Given exercise. Output all lines exactly.

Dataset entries
################

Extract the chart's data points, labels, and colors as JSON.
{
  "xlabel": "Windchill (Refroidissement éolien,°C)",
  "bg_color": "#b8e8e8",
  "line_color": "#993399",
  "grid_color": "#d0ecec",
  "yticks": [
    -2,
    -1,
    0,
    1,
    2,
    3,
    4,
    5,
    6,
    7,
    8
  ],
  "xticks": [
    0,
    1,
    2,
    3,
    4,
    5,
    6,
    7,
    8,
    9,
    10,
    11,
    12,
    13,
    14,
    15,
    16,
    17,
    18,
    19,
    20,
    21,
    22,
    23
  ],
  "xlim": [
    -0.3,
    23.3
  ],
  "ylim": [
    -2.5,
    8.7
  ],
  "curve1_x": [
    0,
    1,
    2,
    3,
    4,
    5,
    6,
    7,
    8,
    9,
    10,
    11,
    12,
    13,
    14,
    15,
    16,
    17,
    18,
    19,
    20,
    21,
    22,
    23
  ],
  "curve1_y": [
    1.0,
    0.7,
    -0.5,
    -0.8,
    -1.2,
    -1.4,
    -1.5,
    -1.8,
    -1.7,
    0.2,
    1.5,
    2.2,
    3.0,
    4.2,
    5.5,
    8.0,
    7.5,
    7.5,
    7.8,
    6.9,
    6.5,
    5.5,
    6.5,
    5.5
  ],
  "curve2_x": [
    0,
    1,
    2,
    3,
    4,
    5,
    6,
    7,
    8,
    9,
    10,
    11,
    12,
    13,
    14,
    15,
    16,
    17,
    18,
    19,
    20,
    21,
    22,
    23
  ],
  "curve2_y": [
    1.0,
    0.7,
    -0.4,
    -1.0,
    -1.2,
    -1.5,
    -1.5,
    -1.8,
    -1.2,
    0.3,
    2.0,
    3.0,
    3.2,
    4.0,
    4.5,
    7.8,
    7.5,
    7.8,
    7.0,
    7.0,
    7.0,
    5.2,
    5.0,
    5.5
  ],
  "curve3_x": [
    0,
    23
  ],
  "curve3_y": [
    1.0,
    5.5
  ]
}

################

Written response.
Extract the chart's data points, labels, and colors as JSON.
{
  "xlabel": "Windchill (Refroidissement éolien,°C)",
  "bg_color": "#b8e8e8",
  "line_color": "#993399",
  "grid_color": "#d0ecec",
  "yticks": [
    -2,
    -1,
    0,
    1,
    2,
    3,
    4,
    5,
    6,
    7,
    8
  ],
  "xticks": [
    0,
    1,
    2,
    3,
    4,
    5,
    6,
    7,
    8,
    9,
    10,
    11,
    12,
    13,
    14,
    15,
    16,
    17,
    18,
    19,
    20,
    21,
    22,
    23
  ],
  "xlim": [
    -0.3,
    23.3
  ],
  "ylim": [
    -2.5,
    8.7
  ],
  "curve1_x": [
    0,
    1,
    2,
    3,
    4,
    5,
    6,
    7,
    8,
    9,
    10,
    11,
    12,
    13,
    14,
    15,
    16,
    17,
    18,
    19,
    20,
    21,
    22,
    23
  ],
  "curve1_y": [
    1.0,
    0.7,
    -0.5,
    -0.8,
    -1.2,
    -1.4,
    -1.5,
    -1.8,
    -1.7,
    0.2,
    1.5,
    2.2,
    3.0,
    4.2,
    5.5,
    8.0,
    7.5,
    7.5,
    7.8,
    6.9,
    6.5,
    5.5,
    6.5,
    5.5
  ],
  "curve2_x": [
    0,
    1,
    2,
    3,
    4,
    5,
    6,
    7,
    8,
    9,
    10,
    11,
    12,
    13,
    14,
    15,
    16,
    17,
    18,
    19,
    20,
    21,
    22,
    23
  ],
  "curve2_y": [
    1.0,
    0.7,
    -0.4,
    -1.0,
    -1.2,
    -1.5,
    -1.5,
    -1.8,
    -1.2,
    0.3,
    2.0,
    3.0,
    3.2,
    4.0,
    4.5,
    7.8,
    7.5,
    7.8,
    7.0,
    7.0,
    7.0,
    5.2,
    5.0,
    5.5
  ],
  "curve3_x": [
    0,
    23
  ],
  "curve3_y": [
    1.0,
    5.5
  ]
}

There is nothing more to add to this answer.